Locate every line that holds the string "perhatian" and copy it.

>> START THE DATA

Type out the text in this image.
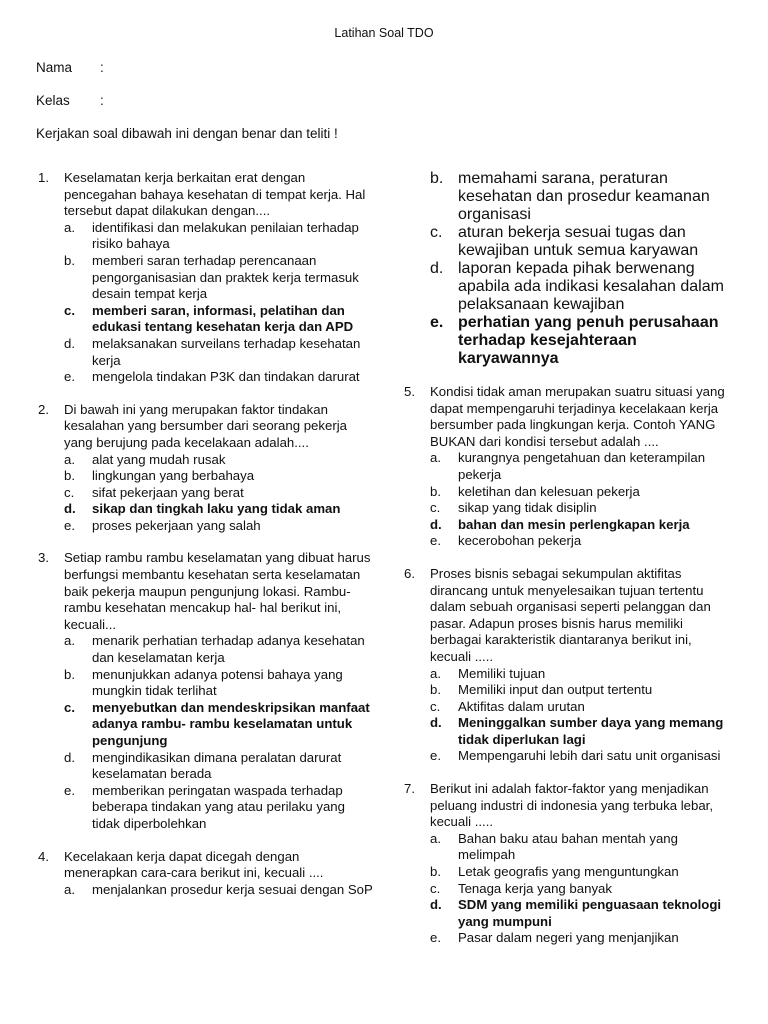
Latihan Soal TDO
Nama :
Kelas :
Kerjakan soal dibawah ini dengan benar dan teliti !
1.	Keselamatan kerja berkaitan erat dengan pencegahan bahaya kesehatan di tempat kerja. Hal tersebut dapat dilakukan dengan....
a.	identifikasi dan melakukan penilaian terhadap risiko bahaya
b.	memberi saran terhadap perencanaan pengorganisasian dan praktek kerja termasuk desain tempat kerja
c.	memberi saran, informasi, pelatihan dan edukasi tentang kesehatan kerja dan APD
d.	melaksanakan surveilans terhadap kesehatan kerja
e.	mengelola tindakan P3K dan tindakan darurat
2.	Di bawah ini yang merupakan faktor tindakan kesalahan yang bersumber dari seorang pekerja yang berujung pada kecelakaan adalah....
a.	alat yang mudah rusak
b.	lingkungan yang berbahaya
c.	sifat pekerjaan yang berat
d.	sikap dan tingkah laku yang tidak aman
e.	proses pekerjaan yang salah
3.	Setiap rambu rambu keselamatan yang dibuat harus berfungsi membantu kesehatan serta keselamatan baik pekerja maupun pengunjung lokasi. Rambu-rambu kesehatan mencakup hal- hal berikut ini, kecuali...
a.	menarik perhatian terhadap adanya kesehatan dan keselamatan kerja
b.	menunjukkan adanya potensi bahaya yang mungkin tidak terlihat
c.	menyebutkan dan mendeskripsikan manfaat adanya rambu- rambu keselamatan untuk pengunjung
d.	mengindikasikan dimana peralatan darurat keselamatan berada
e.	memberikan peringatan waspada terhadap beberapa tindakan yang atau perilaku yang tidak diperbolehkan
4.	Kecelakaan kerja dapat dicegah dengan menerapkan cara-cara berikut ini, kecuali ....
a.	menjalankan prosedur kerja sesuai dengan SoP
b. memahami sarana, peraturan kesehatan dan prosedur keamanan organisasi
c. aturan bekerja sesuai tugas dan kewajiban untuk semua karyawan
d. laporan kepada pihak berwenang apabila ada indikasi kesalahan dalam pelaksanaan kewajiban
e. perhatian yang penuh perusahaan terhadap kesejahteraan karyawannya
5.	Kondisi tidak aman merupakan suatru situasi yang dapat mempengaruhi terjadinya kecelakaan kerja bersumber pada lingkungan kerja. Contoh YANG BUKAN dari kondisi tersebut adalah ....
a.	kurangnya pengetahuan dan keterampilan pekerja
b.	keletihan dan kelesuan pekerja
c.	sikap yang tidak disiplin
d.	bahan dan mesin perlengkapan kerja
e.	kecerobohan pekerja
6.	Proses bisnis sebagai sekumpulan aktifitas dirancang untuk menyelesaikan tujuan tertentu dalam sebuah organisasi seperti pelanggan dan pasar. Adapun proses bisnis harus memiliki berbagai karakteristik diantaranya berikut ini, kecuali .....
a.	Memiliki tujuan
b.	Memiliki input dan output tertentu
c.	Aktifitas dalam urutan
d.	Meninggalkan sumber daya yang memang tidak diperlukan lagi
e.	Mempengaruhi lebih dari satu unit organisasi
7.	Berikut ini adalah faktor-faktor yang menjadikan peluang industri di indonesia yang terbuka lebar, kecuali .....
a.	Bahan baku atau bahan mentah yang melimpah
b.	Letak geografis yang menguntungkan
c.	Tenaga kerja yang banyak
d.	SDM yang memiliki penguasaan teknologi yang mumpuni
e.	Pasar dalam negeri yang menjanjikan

>> END THE DATA
>> START THE DATA

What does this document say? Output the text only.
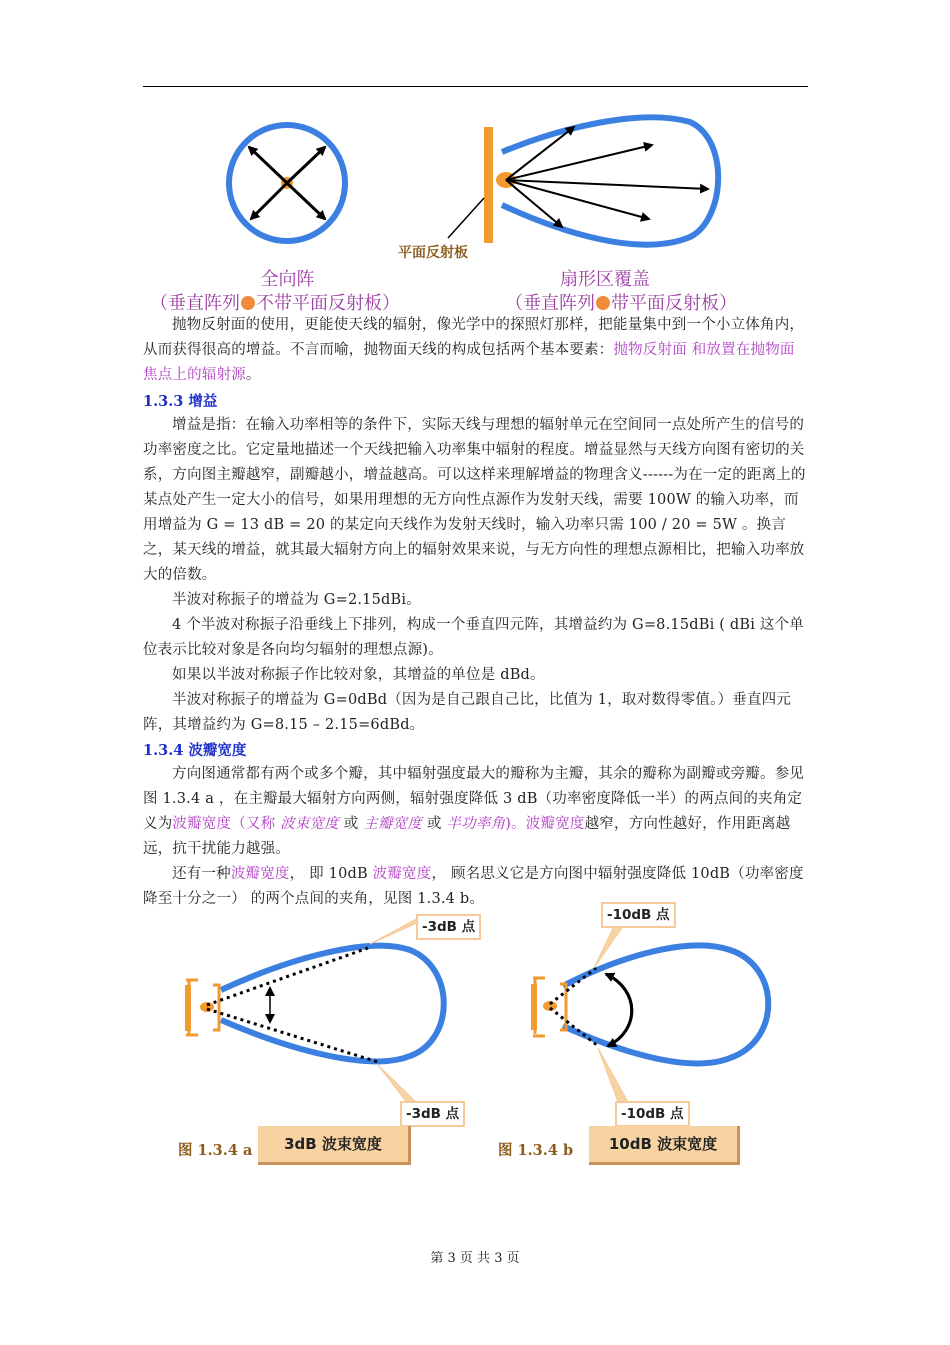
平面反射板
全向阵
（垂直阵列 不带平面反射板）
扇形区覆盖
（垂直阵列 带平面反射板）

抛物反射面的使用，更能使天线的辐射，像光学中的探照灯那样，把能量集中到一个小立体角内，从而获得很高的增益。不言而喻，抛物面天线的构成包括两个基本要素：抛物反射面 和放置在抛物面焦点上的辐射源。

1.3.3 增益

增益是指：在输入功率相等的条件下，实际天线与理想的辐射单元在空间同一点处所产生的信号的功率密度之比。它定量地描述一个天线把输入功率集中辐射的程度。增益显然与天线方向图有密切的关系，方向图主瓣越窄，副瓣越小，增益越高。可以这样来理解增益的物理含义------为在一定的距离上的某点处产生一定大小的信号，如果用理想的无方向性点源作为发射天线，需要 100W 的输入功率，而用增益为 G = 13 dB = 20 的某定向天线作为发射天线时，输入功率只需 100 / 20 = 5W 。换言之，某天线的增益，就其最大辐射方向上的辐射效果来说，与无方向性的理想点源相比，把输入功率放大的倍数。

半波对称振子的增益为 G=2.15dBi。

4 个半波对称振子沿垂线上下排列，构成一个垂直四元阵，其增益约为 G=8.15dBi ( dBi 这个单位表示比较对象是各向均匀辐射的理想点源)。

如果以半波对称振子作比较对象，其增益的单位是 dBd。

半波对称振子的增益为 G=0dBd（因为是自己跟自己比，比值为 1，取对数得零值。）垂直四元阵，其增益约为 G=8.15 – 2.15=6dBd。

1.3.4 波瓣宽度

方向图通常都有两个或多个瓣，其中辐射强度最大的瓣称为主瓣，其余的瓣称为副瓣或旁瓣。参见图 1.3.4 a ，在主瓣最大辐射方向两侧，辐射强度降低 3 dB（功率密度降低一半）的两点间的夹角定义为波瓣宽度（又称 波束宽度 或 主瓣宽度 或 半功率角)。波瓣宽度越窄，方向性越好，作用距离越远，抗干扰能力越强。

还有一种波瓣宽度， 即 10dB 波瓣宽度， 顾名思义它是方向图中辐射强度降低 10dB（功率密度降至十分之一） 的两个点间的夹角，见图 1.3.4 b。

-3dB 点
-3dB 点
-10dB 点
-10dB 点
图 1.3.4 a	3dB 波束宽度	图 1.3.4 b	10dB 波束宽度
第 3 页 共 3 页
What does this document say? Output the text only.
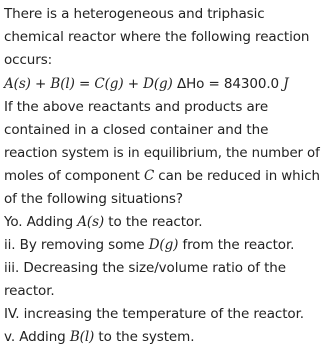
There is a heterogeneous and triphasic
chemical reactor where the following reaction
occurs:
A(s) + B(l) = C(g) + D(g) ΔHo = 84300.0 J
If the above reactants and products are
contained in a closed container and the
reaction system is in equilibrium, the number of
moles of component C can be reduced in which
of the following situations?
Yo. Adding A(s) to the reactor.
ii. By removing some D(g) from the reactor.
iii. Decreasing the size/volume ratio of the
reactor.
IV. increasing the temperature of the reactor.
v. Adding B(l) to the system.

>> END THE DATA

[COMPLETE ANSWER]
a.	menarik perhatian terhadap adanya kesehatan dan keselamatan kerja
e. perhatian yang penuh perusahaan terhadap kesejahteraan karyawannya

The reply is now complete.